=== Given entries ===

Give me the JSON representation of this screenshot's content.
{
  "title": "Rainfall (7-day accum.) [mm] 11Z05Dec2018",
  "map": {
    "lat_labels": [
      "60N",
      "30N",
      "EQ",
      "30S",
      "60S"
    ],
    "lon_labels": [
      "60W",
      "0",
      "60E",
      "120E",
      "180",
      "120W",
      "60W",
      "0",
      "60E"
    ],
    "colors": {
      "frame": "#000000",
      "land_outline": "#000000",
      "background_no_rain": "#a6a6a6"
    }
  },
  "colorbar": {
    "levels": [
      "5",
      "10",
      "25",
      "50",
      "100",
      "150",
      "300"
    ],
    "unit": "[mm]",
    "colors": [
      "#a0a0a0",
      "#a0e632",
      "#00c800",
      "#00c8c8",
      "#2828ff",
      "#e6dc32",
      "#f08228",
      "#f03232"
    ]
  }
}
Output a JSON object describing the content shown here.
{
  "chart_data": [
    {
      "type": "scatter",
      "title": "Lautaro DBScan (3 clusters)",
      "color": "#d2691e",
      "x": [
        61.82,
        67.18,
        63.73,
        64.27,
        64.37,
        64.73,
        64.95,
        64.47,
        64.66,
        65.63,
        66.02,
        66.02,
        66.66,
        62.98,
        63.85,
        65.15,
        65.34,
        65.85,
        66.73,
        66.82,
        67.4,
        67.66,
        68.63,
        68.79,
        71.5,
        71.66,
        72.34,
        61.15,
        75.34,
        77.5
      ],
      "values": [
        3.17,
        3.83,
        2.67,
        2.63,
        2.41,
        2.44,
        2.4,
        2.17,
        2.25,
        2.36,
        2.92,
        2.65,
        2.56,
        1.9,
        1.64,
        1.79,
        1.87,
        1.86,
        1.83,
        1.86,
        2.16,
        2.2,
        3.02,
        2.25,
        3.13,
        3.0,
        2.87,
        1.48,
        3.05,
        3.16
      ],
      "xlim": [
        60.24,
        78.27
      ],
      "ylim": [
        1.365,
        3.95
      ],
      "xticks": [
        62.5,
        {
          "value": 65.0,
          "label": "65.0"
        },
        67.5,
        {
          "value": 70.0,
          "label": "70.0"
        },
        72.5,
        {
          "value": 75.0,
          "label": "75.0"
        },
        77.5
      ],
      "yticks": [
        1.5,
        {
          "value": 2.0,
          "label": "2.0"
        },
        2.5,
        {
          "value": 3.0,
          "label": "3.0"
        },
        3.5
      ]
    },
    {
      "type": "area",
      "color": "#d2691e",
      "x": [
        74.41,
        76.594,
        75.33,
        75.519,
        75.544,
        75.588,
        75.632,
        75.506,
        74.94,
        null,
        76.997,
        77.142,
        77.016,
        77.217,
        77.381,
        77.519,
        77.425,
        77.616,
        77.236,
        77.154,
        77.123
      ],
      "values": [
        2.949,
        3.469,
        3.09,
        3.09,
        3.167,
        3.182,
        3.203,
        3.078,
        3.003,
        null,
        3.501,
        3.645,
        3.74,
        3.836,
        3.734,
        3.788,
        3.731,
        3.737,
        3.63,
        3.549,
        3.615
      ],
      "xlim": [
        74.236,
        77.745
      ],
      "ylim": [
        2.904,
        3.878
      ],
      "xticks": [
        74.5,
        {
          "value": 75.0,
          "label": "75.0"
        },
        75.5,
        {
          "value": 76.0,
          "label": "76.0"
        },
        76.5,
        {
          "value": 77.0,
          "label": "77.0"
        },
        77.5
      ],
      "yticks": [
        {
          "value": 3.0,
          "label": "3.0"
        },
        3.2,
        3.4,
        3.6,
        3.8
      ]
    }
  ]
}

===

Work to complete
Each line above must be printed exactly as it appears.

Exercise output
Give me the JSON representation of this screenshot's content.
{
  "title": "Rainfall (7-day accum.) [mm] 11Z05Dec2018",
  "map": {
    "lat_labels": [
      "60N",
      "30N",
      "EQ",
      "30S",
      "60S"
    ],
    "lon_labels": [
      "60W",
      "0",
      "60E",
      "120E",
      "180",
      "120W",
      "60W",
      "0",
      "60E"
    ],
    "colors": {
      "frame": "#000000",
      "land_outline": "#000000",
      "background_no_rain": "#a6a6a6"
    }
  },
  "colorbar": {
    "levels": [
      "5",
      "10",
      "25",
      "50",
      "100",
      "150",
      "300"
    ],
    "unit": "[mm]",
    "colors": [
      "#a0a0a0",
      "#a0e632",
      "#00c800",
      "#00c8c8",
      "#2828ff",
      "#e6dc32",
      "#f08228",
      "#f03232"
    ]
  }
}
Output a JSON object describing the content shown here.
{
  "chart_data": [
    {
      "type": "scatter",
      "title": "Lautaro DBScan (3 clusters)",
      "color": "#d2691e",
      "x": [
        61.82,
        67.18,
        63.73,
        64.27,
        64.37,
        64.73,
        64.95,
        64.47,
        64.66,
        65.63,
        66.02,
        66.02,
        66.66,
        62.98,
        63.85,
        65.15,
        65.34,
        65.85,
        66.73,
        66.82,
        67.4,
        67.66,
        68.63,
        68.79,
        71.5,
        71.66,
        72.34,
        61.15,
        75.34,
        77.5
      ],
      "values": [
        3.17,
        3.83,
        2.67,
        2.63,
        2.41,
        2.44,
        2.4,
        2.17,
        2.25,
        2.36,
        2.92,
        2.65,
        2.56,
        1.9,
        1.64,
        1.79,
        1.87,
        1.86,
        1.83,
        1.86,
        2.16,
        2.2,
        3.02,
        2.25,
        3.13,
        3.0,
        2.87,
        1.48,
        3.05,
        3.16
      ],
      "xlim": [
        60.24,
        78.27
      ],
      "ylim": [
        1.365,
        3.95
      ],
      "xticks": [
        62.5,
        {
          "value": 65.0,
          "label": "65.0"
        },
        67.5,
        {
          "value": 70.0,
          "label": "70.0"
        },
        72.5,
        {
          "value": 75.0,
          "label": "75.0"
        },
        77.5
      ],
      "yticks": [
        1.5,
        {
          "value": 2.0,
          "label": "2.0"
        },
        2.5,
        {
          "value": 3.0,
          "label": "3.0"
        },
        3.5
      ]
    },
    {
      "type": "area",
      "color": "#d2691e",
      "x": [
        74.41,
        76.594,
        75.33,
        75.519,
        75.544,
        75.588,
        75.632,
        75.506,
        74.94,
        null,
        76.997,
        77.142,
        77.016,
        77.217,
        77.381,
        77.519,
        77.425,
        77.616,
        77.236,
        77.154,
        77.123
      ],
      "values": [
        2.949,
        3.469,
        3.09,
        3.09,
        3.167,
        3.182,
        3.203,
        3.078,
        3.003,
        null,
        3.501,
        3.645,
        3.74,
        3.836,
        3.734,
        3.788,
        3.731,
        3.737,
        3.63,
        3.549,
        3.615
      ],
      "xlim": [
        74.236,
        77.745
      ],
      "ylim": [
        2.904,
        3.878
      ],
      "xticks": [
        74.5,
        {
          "value": 75.0,
          "label": "75.0"
        },
        75.5,
        {
          "value": 76.0,
          "label": "76.0"
        },
        76.5,
        {
          "value": 77.0,
          "label": "77.0"
        },
        77.5
      ],
      "yticks": [
        {
          "value": 3.0,
          "label": "3.0"
        },
        3.2,
        3.4,
        3.6,
        3.8
      ]
    }
  ]
}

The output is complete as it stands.